## THE TASK
Every line of the material is to be quoted verbatim, minus the pictures.

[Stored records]

----------

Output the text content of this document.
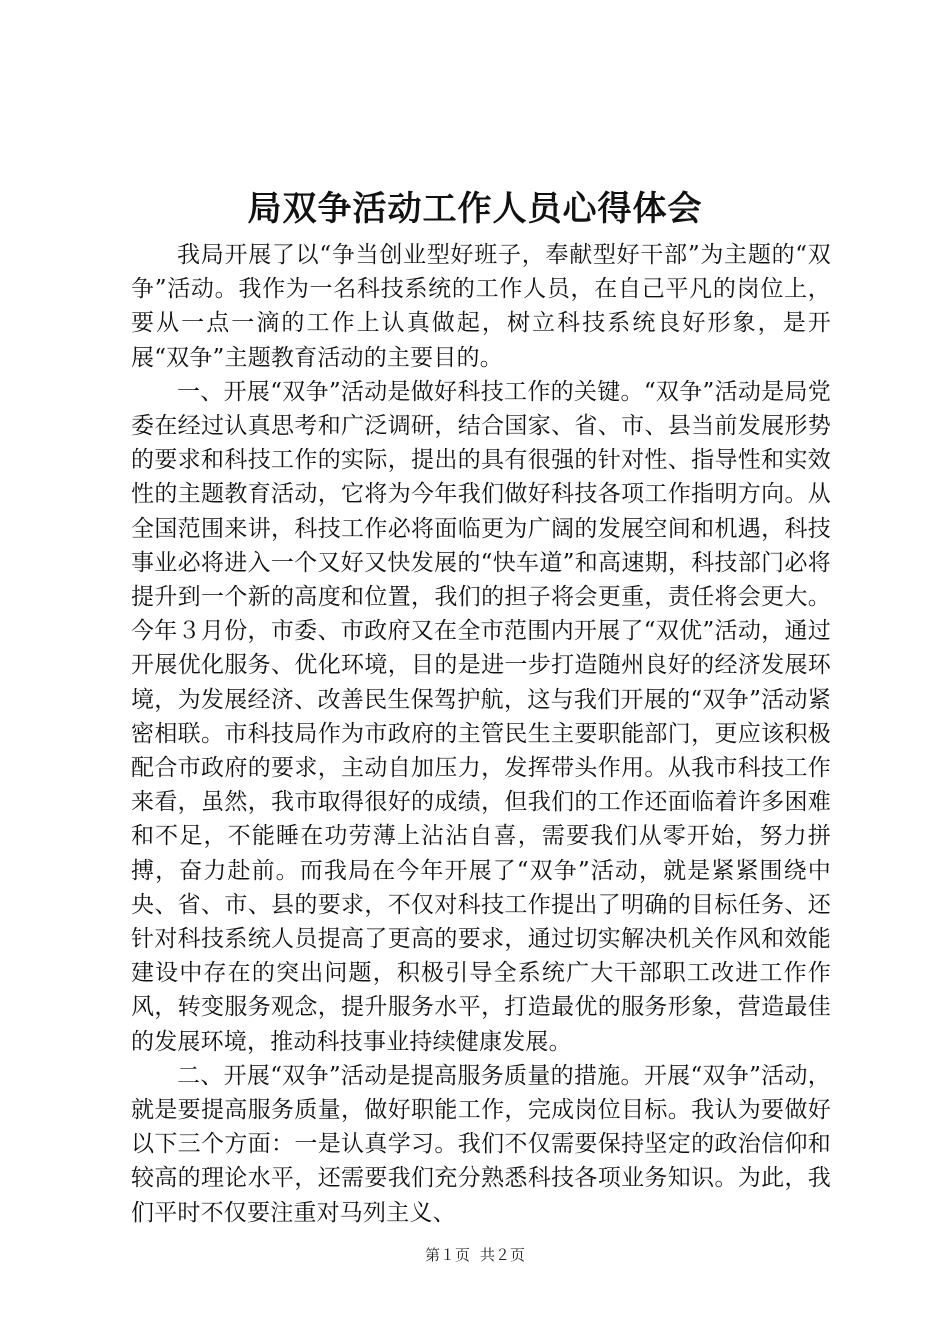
局双争活动工作人员心得体会

我局开展了以“争当创业型好班子，奉献型好干部”为主题的“双争”活动。我作为一名科技系统的工作人员，在自己平凡的岗位上，要从一点一滴的工作上认真做起，树立科技系统良好形象，是开展“双争”主题教育活动的主要目的。

一、开展“双争”活动是做好科技工作的关键。“双争”活动是局党委在经过认真思考和广泛调研，结合国家、省、市、县当前发展形势的要求和科技工作的实际，提出的具有很强的针对性、指导性和实效性的主题教育活动，它将为今年我们做好科技各项工作指明方向。从全国范围来讲，科技工作必将面临更为广阔的发展空间和机遇，科技事业必将进入一个又好又快发展的“快车道”和高速期，科技部门必将提升到一个新的高度和位置，我们的担子将会更重，责任将会更大。今年３月份，市委、市政府又在全市范围内开展了“双优”活动，通过开展优化服务、优化环境，目的是进一步打造随州良好的经济发展环境，为发展经济、改善民生保驾护航，这与我们开展的“双争”活动紧密相联。市科技局作为市政府的主管民生主要职能部门，更应该积极配合市政府的要求，主动自加压力，发挥带头作用。从我市科技工作来看，虽然，我市取得很好的成绩，但我们的工作还面临着许多困难和不足，不能睡在功劳薄上沾沾自喜，需要我们从零开始，努力拼搏，奋力赴前。而我局在今年开展了“双争”活动，就是紧紧围绕中央、省、市、县的要求，不仅对科技工作提出了明确的目标任务、还针对科技系统人员提高了更高的要求，通过切实解决机关作风和效能建设中存在的突出问题，积极引导全系统广大干部职工改进工作作风，转变服务观念，提升服务水平，打造最优的服务形象，营造最佳的发展环境，推动科技事业持续健康发展。

二、开展“双争”活动是提高服务质量的措施。开展“双争”活动，就是要提高服务质量，做好职能工作，完成岗位目标。我认为要做好以下三个方面：一是认真学习。我们不仅需要保持坚定的政治信仰和较高的理论水平，还需要我们充分熟悉科技各项业务知识。为此，我们平时不仅要注重对马列主义、

第１页 共２页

----------

## SOLVED PROBLEM
Output the text content of this document.
局双争活动工作人员心得体会

我局开展了以“争当创业型好班子，奉献型好干部”为主题的“双争”活动。我作为一名科技系统的工作人员，在自己平凡的岗位上，要从一点一滴的工作上认真做起，树立科技系统良好形象，是开展“双争”主题教育活动的主要目的。

一、开展“双争”活动是做好科技工作的关键。“双争”活动是局党委在经过认真思考和广泛调研，结合国家、省、市、县当前发展形势的要求和科技工作的实际，提出的具有很强的针对性、指导性和实效性的主题教育活动，它将为今年我们做好科技各项工作指明方向。从全国范围来讲，科技工作必将面临更为广阔的发展空间和机遇，科技事业必将进入一个又好又快发展的“快车道”和高速期，科技部门必将提升到一个新的高度和位置，我们的担子将会更重，责任将会更大。今年３月份，市委、市政府又在全市范围内开展了“双优”活动，通过开展优化服务、优化环境，目的是进一步打造随州良好的经济发展环境，为发展经济、改善民生保驾护航，这与我们开展的“双争”活动紧密相联。市科技局作为市政府的主管民生主要职能部门，更应该积极配合市政府的要求，主动自加压力，发挥带头作用。从我市科技工作来看，虽然，我市取得很好的成绩，但我们的工作还面临着许多困难和不足，不能睡在功劳薄上沾沾自喜，需要我们从零开始，努力拼搏，奋力赴前。而我局在今年开展了“双争”活动，就是紧紧围绕中央、省、市、县的要求，不仅对科技工作提出了明确的目标任务、还针对科技系统人员提高了更高的要求，通过切实解决机关作风和效能建设中存在的突出问题，积极引导全系统广大干部职工改进工作作风，转变服务观念，提升服务水平，打造最优的服务形象，营造最佳的发展环境，推动科技事业持续健康发展。

二、开展“双争”活动是提高服务质量的措施。开展“双争”活动，就是要提高服务质量，做好职能工作，完成岗位目标。我认为要做好以下三个方面：一是认真学习。我们不仅需要保持坚定的政治信仰和较高的理论水平，还需要我们充分熟悉科技各项业务知识。为此，我们平时不仅要注重对马列主义、

第１页 共２页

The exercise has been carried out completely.